Output the material word for word. Leave each picture out.
>> begin Supplied material
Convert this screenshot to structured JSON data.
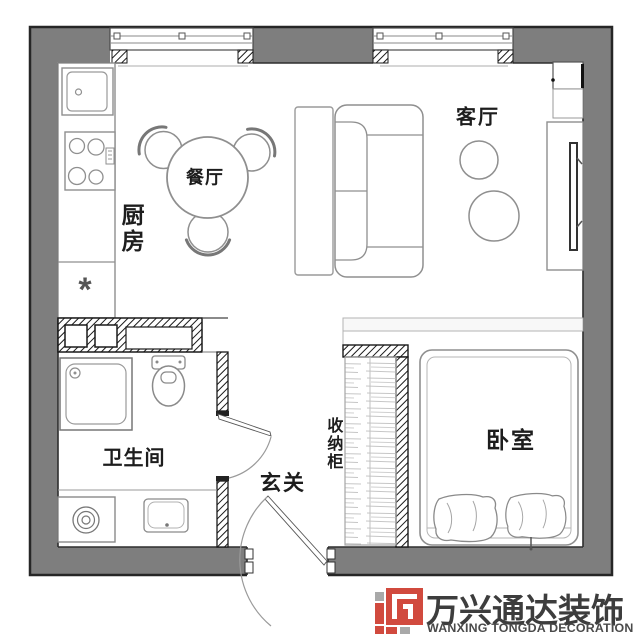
{
  "floorplan": {
    "rooms": {
      "dining": {
        "label": "餐厅"
      },
      "kitchen": {
        "label": "厨房",
        "orientation": "vertical"
      },
      "living": {
        "label": "客厅"
      },
      "bathroom": {
        "label": "卫生间"
      },
      "entry": {
        "label": "玄关"
      },
      "closet": {
        "label": "收纳柜",
        "orientation": "vertical"
      },
      "bedroom": {
        "label": "卧室"
      }
    },
    "symbols": {
      "kitchen_asterisk": "*"
    },
    "colors": {
      "wall_fill": "#7e7e7e",
      "wall_outline": "#2b2b2b",
      "furniture_line": "#8f8f8f",
      "hatch_line": "#1a1a1a",
      "label_text": "#1d1d1d"
    }
  },
  "watermark": {
    "brand_cn": "万兴通达装饰",
    "brand_en": "WANXING TONGDA DECORATION",
    "colors": {
      "red": "#d14a3e",
      "gray": "#a9a9a9",
      "text": "#3d3d3d"
    }
  }
}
>> end Supplied material
* _Reply_:
Convert this screenshot to structured JSON data.
{
  "floorplan": {
    "rooms": {
      "dining": {
        "label": "餐厅"
      },
      "kitchen": {
        "label": "厨房",
        "orientation": "vertical"
      },
      "living": {
        "label": "客厅"
      },
      "bathroom": {
        "label": "卫生间"
      },
      "entry": {
        "label": "玄关"
      },
      "closet": {
        "label": "收纳柜",
        "orientation": "vertical"
      },
      "bedroom": {
        "label": "卧室"
      }
    },
    "symbols": {
      "kitchen_asterisk": "*"
    },
    "colors": {
      "wall_fill": "#7e7e7e",
      "wall_outline": "#2b2b2b",
      "furniture_line": "#8f8f8f",
      "hatch_line": "#1a1a1a",
      "label_text": "#1d1d1d"
    }
  },
  "watermark": {
    "brand_cn": "万兴通达装饰",
    "brand_en": "WANXING TONGDA DECORATION",
    "colors": {
      "red": "#d14a3e",
      "gray": "#a9a9a9",
      "text": "#3d3d3d"
    }
  }
}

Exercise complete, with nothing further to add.